Your instructions:
Find the lines that hold the word "MgATP" and return them.

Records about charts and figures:
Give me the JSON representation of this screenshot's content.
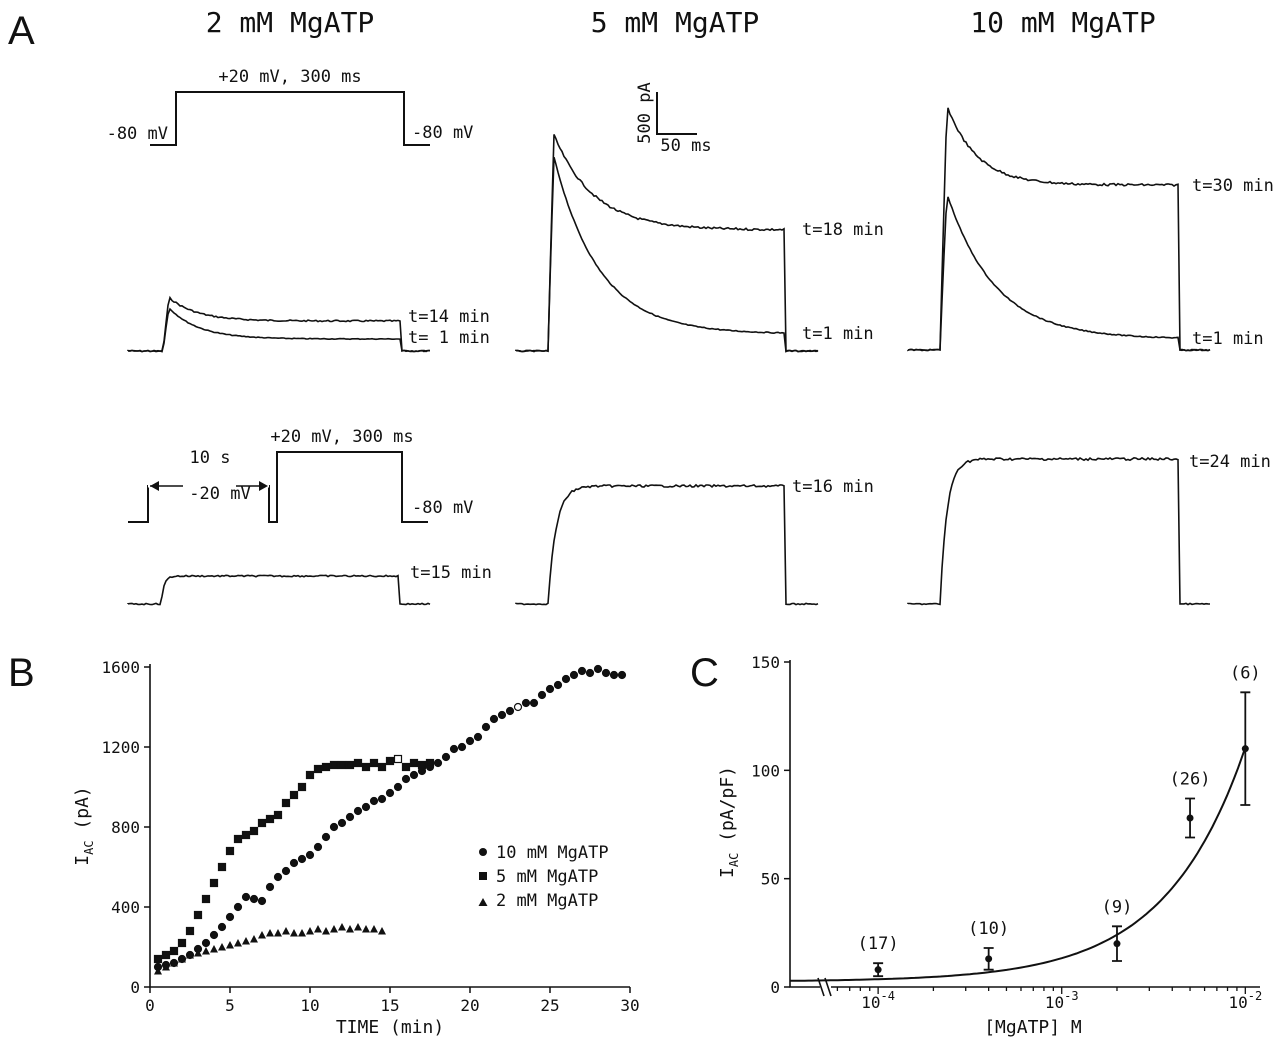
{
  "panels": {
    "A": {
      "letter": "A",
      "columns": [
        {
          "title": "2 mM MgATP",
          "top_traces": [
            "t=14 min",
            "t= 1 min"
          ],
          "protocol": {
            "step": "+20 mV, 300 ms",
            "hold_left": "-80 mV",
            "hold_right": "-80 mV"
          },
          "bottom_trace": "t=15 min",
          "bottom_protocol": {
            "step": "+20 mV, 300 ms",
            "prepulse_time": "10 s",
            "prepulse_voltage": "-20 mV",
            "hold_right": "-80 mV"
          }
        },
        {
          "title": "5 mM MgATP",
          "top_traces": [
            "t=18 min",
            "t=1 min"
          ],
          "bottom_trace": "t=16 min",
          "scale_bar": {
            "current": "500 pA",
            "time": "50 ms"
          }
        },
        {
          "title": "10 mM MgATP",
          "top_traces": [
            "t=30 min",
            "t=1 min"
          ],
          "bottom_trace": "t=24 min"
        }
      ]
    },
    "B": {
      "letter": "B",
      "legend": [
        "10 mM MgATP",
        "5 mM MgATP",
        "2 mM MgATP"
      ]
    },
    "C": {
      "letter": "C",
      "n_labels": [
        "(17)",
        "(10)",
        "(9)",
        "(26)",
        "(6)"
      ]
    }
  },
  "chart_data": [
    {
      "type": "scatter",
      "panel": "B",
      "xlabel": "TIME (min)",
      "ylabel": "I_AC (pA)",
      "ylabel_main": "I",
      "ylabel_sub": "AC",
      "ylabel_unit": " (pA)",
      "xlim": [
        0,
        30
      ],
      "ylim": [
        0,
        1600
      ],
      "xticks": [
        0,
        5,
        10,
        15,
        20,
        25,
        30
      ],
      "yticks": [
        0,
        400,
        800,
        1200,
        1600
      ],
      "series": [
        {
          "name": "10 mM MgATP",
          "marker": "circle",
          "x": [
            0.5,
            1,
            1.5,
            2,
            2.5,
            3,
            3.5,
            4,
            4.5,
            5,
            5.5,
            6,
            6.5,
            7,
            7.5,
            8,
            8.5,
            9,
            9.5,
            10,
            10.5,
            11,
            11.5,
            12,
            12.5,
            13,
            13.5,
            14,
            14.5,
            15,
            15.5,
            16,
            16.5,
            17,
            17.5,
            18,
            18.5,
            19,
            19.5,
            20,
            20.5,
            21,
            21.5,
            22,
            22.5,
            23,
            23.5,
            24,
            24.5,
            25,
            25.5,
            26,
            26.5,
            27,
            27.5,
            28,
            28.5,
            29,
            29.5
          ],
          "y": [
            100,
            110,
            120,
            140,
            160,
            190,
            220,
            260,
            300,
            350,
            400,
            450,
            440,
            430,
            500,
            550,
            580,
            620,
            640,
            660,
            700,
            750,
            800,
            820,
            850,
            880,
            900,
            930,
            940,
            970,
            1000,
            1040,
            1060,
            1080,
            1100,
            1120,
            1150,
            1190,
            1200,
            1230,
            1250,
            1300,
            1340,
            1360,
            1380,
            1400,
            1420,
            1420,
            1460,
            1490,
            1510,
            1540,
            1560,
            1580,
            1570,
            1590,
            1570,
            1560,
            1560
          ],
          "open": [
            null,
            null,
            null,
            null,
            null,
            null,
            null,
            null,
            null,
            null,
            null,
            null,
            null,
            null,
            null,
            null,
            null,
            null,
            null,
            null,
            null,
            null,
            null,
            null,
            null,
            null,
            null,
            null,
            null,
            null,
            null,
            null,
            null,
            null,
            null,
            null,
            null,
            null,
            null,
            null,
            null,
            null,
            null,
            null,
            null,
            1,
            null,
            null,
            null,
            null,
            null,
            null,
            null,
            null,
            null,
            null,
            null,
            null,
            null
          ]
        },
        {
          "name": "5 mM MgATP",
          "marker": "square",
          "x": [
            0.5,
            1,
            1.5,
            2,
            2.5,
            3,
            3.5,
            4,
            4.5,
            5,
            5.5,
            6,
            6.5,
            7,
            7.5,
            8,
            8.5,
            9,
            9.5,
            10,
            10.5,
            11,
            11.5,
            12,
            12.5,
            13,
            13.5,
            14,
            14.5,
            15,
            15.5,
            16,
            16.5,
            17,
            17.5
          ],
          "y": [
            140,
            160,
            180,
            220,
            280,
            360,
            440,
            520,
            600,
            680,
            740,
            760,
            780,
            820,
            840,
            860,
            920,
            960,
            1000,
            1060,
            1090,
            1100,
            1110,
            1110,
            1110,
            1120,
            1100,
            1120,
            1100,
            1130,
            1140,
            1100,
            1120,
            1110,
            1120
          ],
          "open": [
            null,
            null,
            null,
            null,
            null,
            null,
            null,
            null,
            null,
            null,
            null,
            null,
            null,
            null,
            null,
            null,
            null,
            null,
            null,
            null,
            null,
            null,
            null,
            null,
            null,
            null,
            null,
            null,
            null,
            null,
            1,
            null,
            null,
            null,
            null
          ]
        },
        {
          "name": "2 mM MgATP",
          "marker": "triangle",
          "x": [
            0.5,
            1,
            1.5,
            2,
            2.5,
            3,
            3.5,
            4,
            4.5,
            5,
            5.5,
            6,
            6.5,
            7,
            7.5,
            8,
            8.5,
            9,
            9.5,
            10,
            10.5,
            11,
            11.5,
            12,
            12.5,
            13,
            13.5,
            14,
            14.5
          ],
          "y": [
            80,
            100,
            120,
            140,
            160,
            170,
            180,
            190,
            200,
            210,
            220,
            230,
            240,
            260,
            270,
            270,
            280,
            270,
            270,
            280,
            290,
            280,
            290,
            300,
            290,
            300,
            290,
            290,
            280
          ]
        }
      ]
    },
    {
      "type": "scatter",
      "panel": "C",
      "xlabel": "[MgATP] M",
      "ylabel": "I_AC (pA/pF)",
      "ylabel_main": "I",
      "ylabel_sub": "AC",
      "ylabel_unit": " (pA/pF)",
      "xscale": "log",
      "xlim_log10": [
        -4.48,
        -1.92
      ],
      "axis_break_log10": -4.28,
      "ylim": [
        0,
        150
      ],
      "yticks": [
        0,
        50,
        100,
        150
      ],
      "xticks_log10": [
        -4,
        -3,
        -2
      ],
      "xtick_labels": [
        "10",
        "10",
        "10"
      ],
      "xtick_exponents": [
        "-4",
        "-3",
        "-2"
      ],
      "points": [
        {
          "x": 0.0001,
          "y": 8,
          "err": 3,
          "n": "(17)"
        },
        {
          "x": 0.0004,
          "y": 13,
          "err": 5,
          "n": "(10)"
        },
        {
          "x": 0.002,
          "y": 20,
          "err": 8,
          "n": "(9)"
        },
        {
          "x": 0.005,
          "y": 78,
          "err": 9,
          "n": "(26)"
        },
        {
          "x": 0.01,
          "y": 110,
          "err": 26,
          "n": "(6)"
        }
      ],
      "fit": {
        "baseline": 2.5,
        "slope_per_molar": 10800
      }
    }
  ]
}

The solution:
          "title": "2 mM MgATP",
          "title": "5 mM MgATP",
          "title": "10 mM MgATP",
        "10 mM MgATP",
        "5 mM MgATP",
        "2 mM MgATP"
          "name": "10 mM MgATP",
          "name": "5 mM MgATP",
          "name": "2 mM MgATP",
      "xlabel": "[MgATP] M",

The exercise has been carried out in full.